== TASK INPUTS ==

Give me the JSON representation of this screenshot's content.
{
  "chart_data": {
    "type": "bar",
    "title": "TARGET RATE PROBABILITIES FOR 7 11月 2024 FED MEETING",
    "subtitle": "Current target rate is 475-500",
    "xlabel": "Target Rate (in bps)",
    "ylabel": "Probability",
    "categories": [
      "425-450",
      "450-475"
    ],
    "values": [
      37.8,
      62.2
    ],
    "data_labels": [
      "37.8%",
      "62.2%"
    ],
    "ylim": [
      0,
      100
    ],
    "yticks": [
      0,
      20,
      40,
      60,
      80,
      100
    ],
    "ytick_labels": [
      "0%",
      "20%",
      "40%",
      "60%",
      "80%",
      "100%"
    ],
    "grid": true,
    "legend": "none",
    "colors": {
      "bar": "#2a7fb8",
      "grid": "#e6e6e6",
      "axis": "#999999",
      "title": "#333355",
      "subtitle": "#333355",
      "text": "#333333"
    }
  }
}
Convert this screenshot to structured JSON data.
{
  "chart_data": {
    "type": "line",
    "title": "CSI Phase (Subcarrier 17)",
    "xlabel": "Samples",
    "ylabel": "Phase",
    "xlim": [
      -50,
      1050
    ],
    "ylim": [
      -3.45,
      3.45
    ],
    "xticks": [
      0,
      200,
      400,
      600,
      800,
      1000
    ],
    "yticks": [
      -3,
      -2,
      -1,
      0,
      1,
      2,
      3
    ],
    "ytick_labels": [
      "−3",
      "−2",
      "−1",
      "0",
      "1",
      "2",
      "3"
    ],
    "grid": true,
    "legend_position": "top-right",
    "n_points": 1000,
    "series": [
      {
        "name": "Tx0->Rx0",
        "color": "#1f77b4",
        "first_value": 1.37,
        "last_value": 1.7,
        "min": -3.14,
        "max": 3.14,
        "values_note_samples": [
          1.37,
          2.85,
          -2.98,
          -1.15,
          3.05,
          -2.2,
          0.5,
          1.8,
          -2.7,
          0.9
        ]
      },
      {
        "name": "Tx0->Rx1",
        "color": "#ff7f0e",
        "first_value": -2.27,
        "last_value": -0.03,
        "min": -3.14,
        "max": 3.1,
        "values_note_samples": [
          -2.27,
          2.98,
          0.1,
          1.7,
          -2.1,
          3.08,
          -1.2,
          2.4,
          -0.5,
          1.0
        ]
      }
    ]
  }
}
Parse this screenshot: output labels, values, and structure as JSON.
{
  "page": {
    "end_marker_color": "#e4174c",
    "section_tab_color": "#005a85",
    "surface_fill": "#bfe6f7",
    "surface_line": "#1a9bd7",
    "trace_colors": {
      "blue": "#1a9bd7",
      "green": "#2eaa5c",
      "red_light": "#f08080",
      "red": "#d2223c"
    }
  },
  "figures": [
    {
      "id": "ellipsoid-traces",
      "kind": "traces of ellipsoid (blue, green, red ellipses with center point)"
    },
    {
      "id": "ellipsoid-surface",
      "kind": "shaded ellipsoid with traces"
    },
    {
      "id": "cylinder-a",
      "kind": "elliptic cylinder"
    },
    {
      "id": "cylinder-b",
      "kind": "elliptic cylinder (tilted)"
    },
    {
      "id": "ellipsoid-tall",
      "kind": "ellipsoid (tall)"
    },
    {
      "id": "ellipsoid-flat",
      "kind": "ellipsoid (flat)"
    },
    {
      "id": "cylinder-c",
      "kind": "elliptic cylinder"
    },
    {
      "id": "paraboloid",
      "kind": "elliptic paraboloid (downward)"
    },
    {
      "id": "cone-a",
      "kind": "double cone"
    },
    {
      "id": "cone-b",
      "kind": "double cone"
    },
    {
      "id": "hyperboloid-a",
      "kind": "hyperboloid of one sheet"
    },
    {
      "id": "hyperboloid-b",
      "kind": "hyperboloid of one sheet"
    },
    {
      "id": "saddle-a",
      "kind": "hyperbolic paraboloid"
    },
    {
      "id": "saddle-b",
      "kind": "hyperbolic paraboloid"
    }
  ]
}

===

◆ WHAT YOU SHOULD DO ◆
Copy each line above containing the string "traces".

◆ EXERCISE RESULT ◆
      "id": "ellipsoid-traces",
      "kind": "traces of ellipsoid (blue, green, red ellipses with center point)"
      "kind": "shaded ellipsoid with traces"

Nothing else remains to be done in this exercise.